* Task to carry out *
Render the records below as a JSON list of strings, one string per line, covering only the lines from the one containing "I need the location" through the one containing "tick-2000: 2000 xyxy=(302,288,342,297)". Leave out any blank lines.

* Items *
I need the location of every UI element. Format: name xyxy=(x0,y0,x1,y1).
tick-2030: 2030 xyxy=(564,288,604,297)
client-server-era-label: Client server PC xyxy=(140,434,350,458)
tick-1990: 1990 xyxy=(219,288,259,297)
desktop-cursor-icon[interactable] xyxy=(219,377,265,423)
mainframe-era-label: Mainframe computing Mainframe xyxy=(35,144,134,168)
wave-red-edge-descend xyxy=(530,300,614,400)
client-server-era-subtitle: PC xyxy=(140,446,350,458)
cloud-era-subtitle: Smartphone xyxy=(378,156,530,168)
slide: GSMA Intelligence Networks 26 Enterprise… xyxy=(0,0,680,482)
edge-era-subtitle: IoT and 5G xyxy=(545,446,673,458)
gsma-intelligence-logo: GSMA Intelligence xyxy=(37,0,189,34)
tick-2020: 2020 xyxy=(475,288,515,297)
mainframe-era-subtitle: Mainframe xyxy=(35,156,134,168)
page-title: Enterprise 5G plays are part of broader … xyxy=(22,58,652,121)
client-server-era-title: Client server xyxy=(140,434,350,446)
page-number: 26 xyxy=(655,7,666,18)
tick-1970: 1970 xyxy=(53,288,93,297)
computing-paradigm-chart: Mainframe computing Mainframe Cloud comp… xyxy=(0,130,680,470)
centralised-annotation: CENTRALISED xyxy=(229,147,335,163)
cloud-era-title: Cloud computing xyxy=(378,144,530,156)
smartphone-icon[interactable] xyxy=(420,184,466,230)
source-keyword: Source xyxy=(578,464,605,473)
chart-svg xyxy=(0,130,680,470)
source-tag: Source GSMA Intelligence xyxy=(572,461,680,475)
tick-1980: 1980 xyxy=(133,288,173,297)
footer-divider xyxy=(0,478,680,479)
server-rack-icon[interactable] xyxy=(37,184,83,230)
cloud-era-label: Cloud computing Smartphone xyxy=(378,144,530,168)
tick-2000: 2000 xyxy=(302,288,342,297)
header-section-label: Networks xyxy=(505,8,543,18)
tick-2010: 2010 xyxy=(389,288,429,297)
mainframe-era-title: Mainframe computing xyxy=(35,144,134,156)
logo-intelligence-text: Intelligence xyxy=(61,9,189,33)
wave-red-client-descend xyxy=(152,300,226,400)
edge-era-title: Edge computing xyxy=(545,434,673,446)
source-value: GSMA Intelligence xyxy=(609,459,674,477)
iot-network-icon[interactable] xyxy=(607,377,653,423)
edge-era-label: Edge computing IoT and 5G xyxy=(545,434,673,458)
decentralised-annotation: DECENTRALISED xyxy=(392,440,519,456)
--
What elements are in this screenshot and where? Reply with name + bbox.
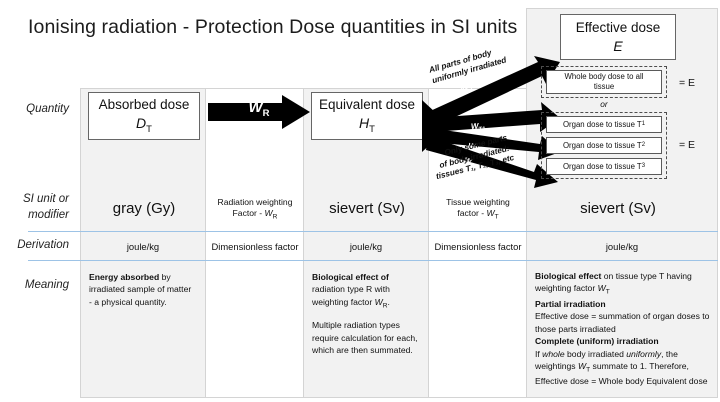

* Full solution *
[
  "I need the location of every UI element. Format: name xyxy=(x0,y0,x1,y1).",
  "tick-2030: 2030 xyxy=(564,288,604,297)",
  "client-server-era-label: Client server PC xyxy=(140,434,350,458)",
  "tick-1990: 1990 xyxy=(219,288,259,297)",
  "desktop-cursor-icon[interactable] xyxy=(219,377,265,423)",
  "mainframe-era-label: Mainframe computing Mainframe xyxy=(35,144,134,168)",
  "wave-red-edge-descend xyxy=(530,300,614,400)",
  "client-server-era-subtitle: PC xyxy=(140,446,350,458)",
  "cloud-era-subtitle: Smartphone xyxy=(378,156,530,168)",
  "slide: GSMA Intelligence Networks 26 Enterprise… xyxy=(0,0,680,482)",
  "edge-era-subtitle: IoT and 5G xyxy=(545,446,673,458)",
  "gsma-intelligence-logo: GSMA Intelligence xyxy=(37,0,189,34)",
  "tick-2020: 2020 xyxy=(475,288,515,297)",
  "mainframe-era-subtitle: Mainframe xyxy=(35,156,134,168)",
  "page-title: Enterprise 5G plays are part of broader … xyxy=(22,58,652,121)",
  "client-server-era-title: Client server xyxy=(140,434,350,446)",
  "page-number: 26 xyxy=(655,7,666,18)",
  "tick-1970: 1970 xyxy=(53,288,93,297)",
  "computing-paradigm-chart: Mainframe computing Mainframe Cloud comp… xyxy=(0,130,680,470)",
  "centralised-annotation: CENTRALISED xyxy=(229,147,335,163)",
  "cloud-era-title: Cloud computing xyxy=(378,144,530,156)",
  "smartphone-icon[interactable] xyxy=(420,184,466,230)",
  "source-keyword: Source xyxy=(578,464,605,473)",
  "chart-svg xyxy=(0,130,680,470)",
  "source-tag: Source GSMA Intelligence xyxy=(572,461,680,475)",
  "tick-1980: 1980 xyxy=(133,288,173,297)",
  "footer-divider xyxy=(0,478,680,479)",
  "server-rack-icon[interactable] xyxy=(37,184,83,230)",
  "cloud-era-label: Cloud computing Smartphone xyxy=(378,144,530,168)",
  "tick-2000: 2000 xyxy=(302,288,342,297)"
]